PROBLEM REQUIREMENTS:
Write out the entries below again, replacing each "Polygon shape" with "Polygon" and leaving out the pictures. Keep everything else the same.

====================

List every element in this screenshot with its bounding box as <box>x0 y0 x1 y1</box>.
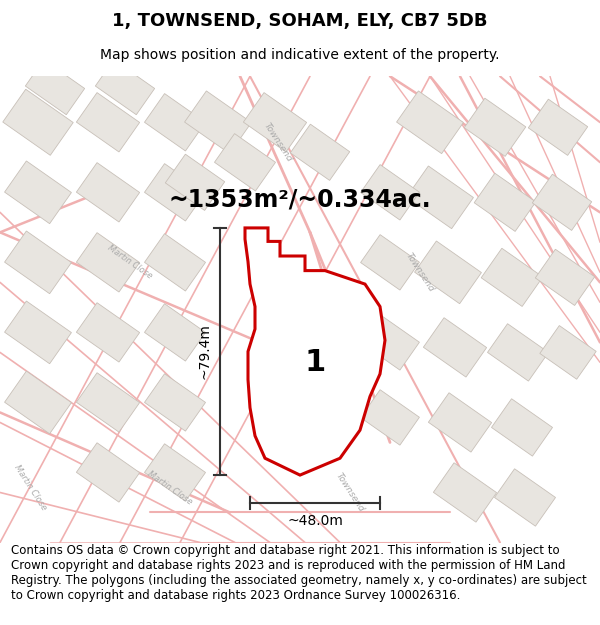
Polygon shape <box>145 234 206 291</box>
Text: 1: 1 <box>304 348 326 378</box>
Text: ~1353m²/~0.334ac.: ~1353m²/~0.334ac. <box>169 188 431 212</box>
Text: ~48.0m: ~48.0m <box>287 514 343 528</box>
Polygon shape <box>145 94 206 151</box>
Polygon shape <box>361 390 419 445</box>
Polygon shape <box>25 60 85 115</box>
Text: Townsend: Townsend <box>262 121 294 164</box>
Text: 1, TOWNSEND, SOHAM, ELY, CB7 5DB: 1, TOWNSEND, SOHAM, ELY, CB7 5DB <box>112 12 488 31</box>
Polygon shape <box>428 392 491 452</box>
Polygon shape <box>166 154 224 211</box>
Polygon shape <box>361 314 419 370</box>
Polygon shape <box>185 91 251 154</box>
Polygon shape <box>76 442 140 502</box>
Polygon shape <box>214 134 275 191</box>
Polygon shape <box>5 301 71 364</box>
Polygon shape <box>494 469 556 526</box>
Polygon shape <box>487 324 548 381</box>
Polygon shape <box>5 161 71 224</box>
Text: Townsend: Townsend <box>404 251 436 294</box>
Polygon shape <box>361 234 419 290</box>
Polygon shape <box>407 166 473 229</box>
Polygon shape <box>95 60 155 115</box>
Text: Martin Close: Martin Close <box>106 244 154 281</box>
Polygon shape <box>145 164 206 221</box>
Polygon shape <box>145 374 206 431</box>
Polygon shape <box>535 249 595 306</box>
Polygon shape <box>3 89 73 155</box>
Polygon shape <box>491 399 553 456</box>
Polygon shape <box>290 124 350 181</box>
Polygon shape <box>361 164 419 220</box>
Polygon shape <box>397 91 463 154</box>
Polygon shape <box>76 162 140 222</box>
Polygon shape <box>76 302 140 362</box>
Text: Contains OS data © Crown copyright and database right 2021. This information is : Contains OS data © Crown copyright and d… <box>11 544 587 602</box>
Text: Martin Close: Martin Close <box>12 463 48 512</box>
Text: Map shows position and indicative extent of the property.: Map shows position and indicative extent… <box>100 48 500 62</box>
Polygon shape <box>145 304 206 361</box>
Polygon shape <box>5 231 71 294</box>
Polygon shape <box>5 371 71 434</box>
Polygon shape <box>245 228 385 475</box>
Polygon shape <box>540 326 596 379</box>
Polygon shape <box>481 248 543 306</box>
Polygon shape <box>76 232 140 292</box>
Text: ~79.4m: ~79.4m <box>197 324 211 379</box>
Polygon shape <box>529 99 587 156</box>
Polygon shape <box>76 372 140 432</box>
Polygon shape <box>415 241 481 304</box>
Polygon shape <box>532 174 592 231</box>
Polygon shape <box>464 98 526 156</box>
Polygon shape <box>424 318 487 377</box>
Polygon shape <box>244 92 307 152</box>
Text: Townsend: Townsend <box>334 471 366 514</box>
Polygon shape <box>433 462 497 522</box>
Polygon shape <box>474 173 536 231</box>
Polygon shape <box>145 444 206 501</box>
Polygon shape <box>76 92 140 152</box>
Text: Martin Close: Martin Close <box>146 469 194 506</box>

====================

OUTPUT OF THE EXERCISE:
List every element in this screenshot with its bounding box as <box>x0 y0 x1 y1</box>.
Polygon <box>145 234 206 291</box>
Text: 1: 1 <box>304 348 326 378</box>
Text: ~1353m²/~0.334ac.: ~1353m²/~0.334ac. <box>169 188 431 212</box>
Text: ~48.0m: ~48.0m <box>287 514 343 528</box>
Polygon <box>145 94 206 151</box>
Polygon <box>361 390 419 445</box>
Polygon <box>25 60 85 115</box>
Text: Townsend: Townsend <box>262 121 294 164</box>
Text: 1, TOWNSEND, SOHAM, ELY, CB7 5DB: 1, TOWNSEND, SOHAM, ELY, CB7 5DB <box>112 12 488 31</box>
Polygon <box>428 392 491 452</box>
Polygon <box>166 154 224 211</box>
Polygon <box>361 314 419 370</box>
Polygon <box>185 91 251 154</box>
Polygon <box>76 442 140 502</box>
Polygon <box>214 134 275 191</box>
Polygon <box>5 301 71 364</box>
Polygon <box>494 469 556 526</box>
Polygon <box>487 324 548 381</box>
Polygon <box>5 161 71 224</box>
Text: Townsend: Townsend <box>404 251 436 294</box>
Polygon <box>361 234 419 290</box>
Polygon <box>407 166 473 229</box>
Polygon <box>95 60 155 115</box>
Text: Martin Close: Martin Close <box>106 244 154 281</box>
Polygon <box>145 164 206 221</box>
Polygon <box>145 374 206 431</box>
Polygon <box>535 249 595 306</box>
Polygon <box>3 89 73 155</box>
Polygon <box>491 399 553 456</box>
Polygon <box>290 124 350 181</box>
Polygon <box>361 164 419 220</box>
Polygon <box>397 91 463 154</box>
Polygon <box>76 162 140 222</box>
Polygon <box>76 302 140 362</box>
Text: Contains OS data © Crown copyright and database right 2021. This information is : Contains OS data © Crown copyright and d… <box>11 544 587 602</box>
Text: Martin Close: Martin Close <box>12 463 48 512</box>
Text: Map shows position and indicative extent of the property.: Map shows position and indicative extent… <box>100 48 500 62</box>
Polygon <box>145 304 206 361</box>
Polygon <box>5 231 71 294</box>
Polygon <box>5 371 71 434</box>
Polygon <box>245 228 385 475</box>
Polygon <box>540 326 596 379</box>
Polygon <box>481 248 543 306</box>
Polygon <box>76 232 140 292</box>
Text: ~79.4m: ~79.4m <box>197 324 211 379</box>
Polygon <box>529 99 587 156</box>
Polygon <box>76 372 140 432</box>
Polygon <box>415 241 481 304</box>
Polygon <box>532 174 592 231</box>
Polygon <box>464 98 526 156</box>
Polygon <box>424 318 487 377</box>
Polygon <box>244 92 307 152</box>
Text: Townsend: Townsend <box>334 471 366 514</box>
Polygon <box>433 462 497 522</box>
Polygon <box>474 173 536 231</box>
Polygon <box>145 444 206 501</box>
Polygon <box>76 92 140 152</box>
Text: Martin Close: Martin Close <box>146 469 194 506</box>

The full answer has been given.